**Material supplied:**
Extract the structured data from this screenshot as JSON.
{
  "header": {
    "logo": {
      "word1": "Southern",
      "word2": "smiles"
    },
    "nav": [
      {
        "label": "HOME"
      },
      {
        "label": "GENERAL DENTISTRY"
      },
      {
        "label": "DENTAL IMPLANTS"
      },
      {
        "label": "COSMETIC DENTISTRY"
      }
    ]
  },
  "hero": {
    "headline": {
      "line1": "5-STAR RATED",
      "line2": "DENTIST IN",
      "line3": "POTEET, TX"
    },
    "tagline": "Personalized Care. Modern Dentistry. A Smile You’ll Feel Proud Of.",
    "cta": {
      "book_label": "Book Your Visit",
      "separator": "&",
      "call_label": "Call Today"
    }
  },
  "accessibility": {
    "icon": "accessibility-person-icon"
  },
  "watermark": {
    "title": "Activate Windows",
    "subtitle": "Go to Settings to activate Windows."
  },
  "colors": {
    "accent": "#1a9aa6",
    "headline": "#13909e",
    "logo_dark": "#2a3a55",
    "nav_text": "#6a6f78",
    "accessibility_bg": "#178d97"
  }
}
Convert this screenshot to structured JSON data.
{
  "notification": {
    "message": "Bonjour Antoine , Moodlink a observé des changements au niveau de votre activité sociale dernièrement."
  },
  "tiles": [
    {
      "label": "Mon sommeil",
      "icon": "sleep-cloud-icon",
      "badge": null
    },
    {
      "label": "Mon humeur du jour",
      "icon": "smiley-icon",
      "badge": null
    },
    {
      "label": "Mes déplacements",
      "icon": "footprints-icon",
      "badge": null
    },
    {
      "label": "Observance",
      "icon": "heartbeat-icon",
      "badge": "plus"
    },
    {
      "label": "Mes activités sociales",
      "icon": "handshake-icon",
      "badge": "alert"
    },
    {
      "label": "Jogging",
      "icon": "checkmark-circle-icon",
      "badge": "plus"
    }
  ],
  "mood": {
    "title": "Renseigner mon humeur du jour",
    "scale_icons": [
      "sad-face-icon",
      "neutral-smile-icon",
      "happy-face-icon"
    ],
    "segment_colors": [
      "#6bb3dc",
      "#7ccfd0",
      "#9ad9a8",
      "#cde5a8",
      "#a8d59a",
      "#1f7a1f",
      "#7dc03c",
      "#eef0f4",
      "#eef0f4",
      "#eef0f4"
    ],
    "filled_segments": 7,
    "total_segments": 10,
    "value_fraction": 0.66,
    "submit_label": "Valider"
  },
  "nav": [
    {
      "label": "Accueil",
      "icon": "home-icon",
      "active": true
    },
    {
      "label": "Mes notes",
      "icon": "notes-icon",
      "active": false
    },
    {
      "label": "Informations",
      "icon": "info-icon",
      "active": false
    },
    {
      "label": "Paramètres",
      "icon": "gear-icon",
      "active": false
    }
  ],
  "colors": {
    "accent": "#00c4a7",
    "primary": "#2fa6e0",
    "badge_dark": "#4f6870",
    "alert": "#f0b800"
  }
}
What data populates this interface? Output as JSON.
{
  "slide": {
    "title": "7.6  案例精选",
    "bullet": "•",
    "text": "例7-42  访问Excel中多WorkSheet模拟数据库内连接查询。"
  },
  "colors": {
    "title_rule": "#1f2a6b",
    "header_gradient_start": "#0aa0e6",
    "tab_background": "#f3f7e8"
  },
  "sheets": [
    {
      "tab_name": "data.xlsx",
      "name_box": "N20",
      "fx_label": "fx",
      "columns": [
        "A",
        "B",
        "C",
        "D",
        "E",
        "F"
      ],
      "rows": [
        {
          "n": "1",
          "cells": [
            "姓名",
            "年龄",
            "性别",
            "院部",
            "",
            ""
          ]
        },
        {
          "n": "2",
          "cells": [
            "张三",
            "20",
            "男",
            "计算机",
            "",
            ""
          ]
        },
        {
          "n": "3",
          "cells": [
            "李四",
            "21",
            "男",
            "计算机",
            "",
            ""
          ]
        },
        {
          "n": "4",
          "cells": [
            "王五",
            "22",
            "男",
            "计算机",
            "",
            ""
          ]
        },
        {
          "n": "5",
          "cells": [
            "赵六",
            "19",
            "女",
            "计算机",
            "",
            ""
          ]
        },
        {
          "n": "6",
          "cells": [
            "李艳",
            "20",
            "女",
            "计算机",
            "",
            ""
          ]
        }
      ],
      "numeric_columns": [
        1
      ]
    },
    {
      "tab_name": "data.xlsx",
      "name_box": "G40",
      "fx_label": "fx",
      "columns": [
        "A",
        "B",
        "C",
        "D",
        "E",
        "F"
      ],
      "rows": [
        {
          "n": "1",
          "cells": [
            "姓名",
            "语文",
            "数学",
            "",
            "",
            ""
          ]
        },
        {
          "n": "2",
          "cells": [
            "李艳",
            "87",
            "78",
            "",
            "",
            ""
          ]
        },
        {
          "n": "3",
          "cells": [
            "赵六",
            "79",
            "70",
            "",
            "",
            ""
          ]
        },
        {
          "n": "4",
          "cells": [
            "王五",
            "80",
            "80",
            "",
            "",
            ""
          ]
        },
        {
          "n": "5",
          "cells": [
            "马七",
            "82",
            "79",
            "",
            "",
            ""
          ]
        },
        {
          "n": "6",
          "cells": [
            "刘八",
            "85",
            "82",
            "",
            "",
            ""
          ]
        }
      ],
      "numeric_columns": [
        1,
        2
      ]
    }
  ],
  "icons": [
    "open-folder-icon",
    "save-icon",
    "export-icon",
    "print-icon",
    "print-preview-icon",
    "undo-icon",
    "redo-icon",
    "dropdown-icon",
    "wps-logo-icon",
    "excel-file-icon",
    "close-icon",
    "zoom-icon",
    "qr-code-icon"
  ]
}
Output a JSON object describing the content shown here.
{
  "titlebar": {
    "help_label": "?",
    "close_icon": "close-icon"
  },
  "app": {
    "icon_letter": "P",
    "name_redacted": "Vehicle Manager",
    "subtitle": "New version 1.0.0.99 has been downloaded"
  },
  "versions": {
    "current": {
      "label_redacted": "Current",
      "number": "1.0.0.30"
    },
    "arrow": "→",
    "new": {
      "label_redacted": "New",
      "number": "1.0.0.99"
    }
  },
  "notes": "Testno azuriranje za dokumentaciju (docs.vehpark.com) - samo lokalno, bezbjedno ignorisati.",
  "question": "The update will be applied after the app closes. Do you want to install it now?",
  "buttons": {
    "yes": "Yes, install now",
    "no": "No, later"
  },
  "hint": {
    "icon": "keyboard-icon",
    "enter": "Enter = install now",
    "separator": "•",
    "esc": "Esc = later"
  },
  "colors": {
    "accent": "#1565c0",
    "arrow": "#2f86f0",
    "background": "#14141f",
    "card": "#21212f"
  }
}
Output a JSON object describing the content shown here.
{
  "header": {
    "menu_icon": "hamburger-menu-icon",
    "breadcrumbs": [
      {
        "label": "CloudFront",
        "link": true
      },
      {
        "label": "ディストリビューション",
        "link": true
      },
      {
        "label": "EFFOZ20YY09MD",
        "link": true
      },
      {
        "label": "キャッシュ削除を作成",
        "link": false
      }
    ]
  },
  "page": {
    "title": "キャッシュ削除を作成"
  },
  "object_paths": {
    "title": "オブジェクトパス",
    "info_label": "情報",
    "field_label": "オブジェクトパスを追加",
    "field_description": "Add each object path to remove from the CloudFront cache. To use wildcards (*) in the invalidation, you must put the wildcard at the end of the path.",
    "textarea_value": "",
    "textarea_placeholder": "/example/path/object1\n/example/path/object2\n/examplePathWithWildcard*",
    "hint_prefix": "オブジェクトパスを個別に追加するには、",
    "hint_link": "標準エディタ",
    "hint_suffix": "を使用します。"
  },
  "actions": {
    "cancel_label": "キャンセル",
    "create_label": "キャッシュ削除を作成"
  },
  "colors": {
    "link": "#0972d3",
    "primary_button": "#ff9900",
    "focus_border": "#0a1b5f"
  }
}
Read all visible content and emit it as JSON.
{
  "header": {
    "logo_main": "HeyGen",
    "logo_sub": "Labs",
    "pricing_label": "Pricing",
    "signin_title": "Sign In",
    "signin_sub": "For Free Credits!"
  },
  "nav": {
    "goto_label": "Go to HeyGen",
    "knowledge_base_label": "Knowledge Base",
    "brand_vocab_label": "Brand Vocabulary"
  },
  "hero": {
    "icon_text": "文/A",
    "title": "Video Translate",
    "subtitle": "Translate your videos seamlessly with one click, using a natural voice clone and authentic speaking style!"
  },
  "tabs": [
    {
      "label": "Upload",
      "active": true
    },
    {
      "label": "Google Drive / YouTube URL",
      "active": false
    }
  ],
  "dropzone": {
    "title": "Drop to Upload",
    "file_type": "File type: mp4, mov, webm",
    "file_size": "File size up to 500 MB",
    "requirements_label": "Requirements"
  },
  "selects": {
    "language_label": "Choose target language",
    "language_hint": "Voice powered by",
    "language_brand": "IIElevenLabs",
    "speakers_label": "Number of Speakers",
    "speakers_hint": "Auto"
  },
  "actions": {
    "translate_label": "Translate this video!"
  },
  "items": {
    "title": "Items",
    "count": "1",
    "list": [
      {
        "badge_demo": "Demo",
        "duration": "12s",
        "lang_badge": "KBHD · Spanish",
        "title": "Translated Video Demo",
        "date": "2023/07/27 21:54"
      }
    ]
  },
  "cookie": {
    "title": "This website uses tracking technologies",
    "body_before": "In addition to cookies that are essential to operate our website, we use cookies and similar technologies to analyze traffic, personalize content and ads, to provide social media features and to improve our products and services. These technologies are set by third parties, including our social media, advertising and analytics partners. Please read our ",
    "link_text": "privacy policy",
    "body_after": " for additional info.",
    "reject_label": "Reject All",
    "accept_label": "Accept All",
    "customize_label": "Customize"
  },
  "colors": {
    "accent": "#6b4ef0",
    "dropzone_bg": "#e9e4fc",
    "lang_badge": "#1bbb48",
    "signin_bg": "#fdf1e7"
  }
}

**Exercise:** Copy out each line that contains the word "data".

**Finished task:**
Extract the structured data from this screenshot as JSON.
Convert this screenshot to structured JSON data.
What data populates this interface? Output as JSON.
      "tab_name": "data.xlsx",
      "tab_name": "data.xlsx",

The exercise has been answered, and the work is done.